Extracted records
____________

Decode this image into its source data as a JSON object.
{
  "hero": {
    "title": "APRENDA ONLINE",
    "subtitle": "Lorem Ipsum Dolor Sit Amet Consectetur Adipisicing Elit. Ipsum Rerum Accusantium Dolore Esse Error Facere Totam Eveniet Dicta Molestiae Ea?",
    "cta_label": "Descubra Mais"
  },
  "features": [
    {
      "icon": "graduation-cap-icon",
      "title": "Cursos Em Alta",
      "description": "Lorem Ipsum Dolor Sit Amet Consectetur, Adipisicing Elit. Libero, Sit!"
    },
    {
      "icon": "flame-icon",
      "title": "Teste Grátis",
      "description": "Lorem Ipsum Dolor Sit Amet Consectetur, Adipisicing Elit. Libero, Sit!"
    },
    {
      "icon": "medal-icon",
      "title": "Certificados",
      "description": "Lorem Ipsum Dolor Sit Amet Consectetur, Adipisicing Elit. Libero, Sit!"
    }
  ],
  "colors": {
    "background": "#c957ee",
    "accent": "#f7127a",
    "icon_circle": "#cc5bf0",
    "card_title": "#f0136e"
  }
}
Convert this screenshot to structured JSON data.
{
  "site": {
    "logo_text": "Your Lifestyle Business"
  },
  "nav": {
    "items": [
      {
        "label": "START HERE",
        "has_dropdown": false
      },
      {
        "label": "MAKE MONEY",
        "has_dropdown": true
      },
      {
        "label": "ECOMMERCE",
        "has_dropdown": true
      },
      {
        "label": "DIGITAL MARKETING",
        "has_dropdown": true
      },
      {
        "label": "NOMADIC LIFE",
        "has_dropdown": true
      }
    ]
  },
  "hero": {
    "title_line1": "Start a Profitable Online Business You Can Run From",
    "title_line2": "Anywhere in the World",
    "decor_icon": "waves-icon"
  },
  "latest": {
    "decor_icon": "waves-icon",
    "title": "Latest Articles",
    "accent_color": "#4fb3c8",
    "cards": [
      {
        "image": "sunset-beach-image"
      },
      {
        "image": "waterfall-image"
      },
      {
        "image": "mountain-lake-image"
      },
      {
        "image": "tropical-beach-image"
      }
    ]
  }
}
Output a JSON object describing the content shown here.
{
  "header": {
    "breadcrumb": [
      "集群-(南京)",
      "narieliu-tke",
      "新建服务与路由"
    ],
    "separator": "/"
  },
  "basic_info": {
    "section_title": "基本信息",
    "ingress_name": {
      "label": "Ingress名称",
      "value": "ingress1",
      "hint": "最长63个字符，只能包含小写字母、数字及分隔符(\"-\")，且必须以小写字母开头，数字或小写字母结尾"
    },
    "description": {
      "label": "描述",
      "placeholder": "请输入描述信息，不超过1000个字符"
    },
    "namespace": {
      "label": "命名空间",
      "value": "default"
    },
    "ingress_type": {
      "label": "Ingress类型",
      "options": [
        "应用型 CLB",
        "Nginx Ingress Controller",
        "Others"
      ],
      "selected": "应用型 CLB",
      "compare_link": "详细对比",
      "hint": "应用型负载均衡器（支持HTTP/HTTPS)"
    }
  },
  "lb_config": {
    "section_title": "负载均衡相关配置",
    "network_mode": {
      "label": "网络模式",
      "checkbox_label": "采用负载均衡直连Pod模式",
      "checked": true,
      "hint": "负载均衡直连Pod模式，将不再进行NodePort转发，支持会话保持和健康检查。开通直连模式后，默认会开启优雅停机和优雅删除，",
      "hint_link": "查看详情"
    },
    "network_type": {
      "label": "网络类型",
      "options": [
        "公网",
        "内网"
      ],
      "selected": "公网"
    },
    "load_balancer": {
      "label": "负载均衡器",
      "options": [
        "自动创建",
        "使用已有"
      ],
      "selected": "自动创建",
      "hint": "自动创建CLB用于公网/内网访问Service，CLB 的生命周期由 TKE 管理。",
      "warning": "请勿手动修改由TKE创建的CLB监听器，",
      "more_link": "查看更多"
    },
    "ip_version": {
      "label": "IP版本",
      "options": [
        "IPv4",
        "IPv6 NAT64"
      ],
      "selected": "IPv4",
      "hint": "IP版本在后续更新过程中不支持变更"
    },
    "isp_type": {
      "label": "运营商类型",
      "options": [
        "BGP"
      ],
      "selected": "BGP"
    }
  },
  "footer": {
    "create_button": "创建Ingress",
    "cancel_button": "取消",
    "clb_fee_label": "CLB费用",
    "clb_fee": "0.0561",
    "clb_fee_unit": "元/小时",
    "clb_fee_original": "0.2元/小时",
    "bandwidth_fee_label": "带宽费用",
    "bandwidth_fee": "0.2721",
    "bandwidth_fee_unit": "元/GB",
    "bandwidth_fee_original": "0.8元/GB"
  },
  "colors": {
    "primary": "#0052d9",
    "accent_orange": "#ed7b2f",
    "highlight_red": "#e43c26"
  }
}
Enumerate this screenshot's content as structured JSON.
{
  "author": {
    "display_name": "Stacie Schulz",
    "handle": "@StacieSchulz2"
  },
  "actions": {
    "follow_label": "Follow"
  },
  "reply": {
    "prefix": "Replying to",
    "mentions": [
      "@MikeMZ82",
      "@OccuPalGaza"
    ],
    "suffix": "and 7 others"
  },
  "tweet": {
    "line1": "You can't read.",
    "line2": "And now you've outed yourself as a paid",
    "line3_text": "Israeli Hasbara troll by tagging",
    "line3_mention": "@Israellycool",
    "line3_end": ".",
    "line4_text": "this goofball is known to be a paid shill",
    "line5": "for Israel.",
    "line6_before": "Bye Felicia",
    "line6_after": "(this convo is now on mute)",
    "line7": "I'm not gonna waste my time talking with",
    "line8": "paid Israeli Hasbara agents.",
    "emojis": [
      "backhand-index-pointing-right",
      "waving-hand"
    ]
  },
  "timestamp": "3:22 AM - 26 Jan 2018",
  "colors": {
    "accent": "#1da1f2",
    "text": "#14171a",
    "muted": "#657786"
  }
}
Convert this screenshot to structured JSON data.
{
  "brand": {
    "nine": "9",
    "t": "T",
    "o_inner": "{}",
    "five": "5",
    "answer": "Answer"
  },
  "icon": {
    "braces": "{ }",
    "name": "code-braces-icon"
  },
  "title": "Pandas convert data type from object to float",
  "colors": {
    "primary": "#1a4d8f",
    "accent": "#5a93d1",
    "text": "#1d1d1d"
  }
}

____________

* **PROBLEM REQUIREMENTS**:
Select every line where the word "beach" occurs.

* **TASK SOLUTION**:
        "image": "sunset-beach-image"
        "image": "tropical-beach-image"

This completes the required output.